[Given records start]

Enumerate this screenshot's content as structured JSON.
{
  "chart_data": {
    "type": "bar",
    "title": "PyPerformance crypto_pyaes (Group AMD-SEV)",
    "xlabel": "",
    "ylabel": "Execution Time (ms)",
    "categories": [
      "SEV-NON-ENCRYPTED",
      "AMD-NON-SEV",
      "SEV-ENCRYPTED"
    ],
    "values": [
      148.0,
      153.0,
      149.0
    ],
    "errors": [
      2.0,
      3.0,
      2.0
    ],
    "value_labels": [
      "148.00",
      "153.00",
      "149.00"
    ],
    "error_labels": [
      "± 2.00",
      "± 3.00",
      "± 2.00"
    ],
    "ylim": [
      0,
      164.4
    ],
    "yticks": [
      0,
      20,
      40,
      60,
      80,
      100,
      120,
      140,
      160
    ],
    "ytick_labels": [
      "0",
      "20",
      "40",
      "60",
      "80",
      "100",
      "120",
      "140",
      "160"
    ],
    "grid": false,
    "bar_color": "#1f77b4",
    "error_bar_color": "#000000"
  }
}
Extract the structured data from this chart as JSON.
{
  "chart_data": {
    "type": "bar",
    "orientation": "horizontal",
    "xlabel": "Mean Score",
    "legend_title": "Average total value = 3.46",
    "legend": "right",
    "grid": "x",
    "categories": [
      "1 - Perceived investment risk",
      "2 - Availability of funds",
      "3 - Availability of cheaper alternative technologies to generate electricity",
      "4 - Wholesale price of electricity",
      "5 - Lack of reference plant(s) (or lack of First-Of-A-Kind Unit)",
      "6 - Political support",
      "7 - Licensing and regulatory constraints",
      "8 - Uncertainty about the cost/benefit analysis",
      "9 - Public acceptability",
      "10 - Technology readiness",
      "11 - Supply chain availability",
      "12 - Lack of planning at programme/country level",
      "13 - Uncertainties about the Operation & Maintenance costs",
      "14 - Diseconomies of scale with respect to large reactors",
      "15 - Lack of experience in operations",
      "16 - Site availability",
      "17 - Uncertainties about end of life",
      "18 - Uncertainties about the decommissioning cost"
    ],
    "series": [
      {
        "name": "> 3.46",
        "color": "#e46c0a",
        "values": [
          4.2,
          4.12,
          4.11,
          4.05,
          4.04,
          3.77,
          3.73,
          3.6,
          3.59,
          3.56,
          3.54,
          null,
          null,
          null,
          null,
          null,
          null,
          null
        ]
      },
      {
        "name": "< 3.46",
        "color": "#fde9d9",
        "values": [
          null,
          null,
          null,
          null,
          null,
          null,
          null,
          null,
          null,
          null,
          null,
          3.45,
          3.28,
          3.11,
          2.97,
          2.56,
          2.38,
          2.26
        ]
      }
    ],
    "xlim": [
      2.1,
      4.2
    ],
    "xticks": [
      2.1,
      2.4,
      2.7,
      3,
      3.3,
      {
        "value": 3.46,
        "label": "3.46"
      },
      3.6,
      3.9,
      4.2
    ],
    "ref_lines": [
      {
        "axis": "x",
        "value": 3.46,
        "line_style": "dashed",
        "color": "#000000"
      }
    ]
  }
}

[Given records end]

Goal – Using the entries above, please restate each one word for word.

Response to this exercise –
Enumerate this screenshot's content as structured JSON.
{
  "chart_data": {
    "type": "bar",
    "title": "PyPerformance crypto_pyaes (Group AMD-SEV)",
    "xlabel": "",
    "ylabel": "Execution Time (ms)",
    "categories": [
      "SEV-NON-ENCRYPTED",
      "AMD-NON-SEV",
      "SEV-ENCRYPTED"
    ],
    "values": [
      148.0,
      153.0,
      149.0
    ],
    "errors": [
      2.0,
      3.0,
      2.0
    ],
    "value_labels": [
      "148.00",
      "153.00",
      "149.00"
    ],
    "error_labels": [
      "± 2.00",
      "± 3.00",
      "± 2.00"
    ],
    "ylim": [
      0,
      164.4
    ],
    "yticks": [
      0,
      20,
      40,
      60,
      80,
      100,
      120,
      140,
      160
    ],
    "ytick_labels": [
      "0",
      "20",
      "40",
      "60",
      "80",
      "100",
      "120",
      "140",
      "160"
    ],
    "grid": false,
    "bar_color": "#1f77b4",
    "error_bar_color": "#000000"
  }
}
Extract the structured data from this chart as JSON.
{
  "chart_data": {
    "type": "bar",
    "orientation": "horizontal",
    "xlabel": "Mean Score",
    "legend_title": "Average total value = 3.46",
    "legend": "right",
    "grid": "x",
    "categories": [
      "1 - Perceived investment risk",
      "2 - Availability of funds",
      "3 - Availability of cheaper alternative technologies to generate electricity",
      "4 - Wholesale price of electricity",
      "5 - Lack of reference plant(s) (or lack of First-Of-A-Kind Unit)",
      "6 - Political support",
      "7 - Licensing and regulatory constraints",
      "8 - Uncertainty about the cost/benefit analysis",
      "9 - Public acceptability",
      "10 - Technology readiness",
      "11 - Supply chain availability",
      "12 - Lack of planning at programme/country level",
      "13 - Uncertainties about the Operation & Maintenance costs",
      "14 - Diseconomies of scale with respect to large reactors",
      "15 - Lack of experience in operations",
      "16 - Site availability",
      "17 - Uncertainties about end of life",
      "18 - Uncertainties about the decommissioning cost"
    ],
    "series": [
      {
        "name": "> 3.46",
        "color": "#e46c0a",
        "values": [
          4.2,
          4.12,
          4.11,
          4.05,
          4.04,
          3.77,
          3.73,
          3.6,
          3.59,
          3.56,
          3.54,
          null,
          null,
          null,
          null,
          null,
          null,
          null
        ]
      },
      {
        "name": "< 3.46",
        "color": "#fde9d9",
        "values": [
          null,
          null,
          null,
          null,
          null,
          null,
          null,
          null,
          null,
          null,
          null,
          3.45,
          3.28,
          3.11,
          2.97,
          2.56,
          2.38,
          2.26
        ]
      }
    ],
    "xlim": [
      2.1,
      4.2
    ],
    "xticks": [
      2.1,
      2.4,
      2.7,
      3,
      3.3,
      {
        "value": 3.46,
        "label": "3.46"
      },
      3.6,
      3.9,
      4.2
    ],
    "ref_lines": [
      {
        "axis": "x",
        "value": 3.46,
        "line_style": "dashed",
        "color": "#000000"
      }
    ]
  }
}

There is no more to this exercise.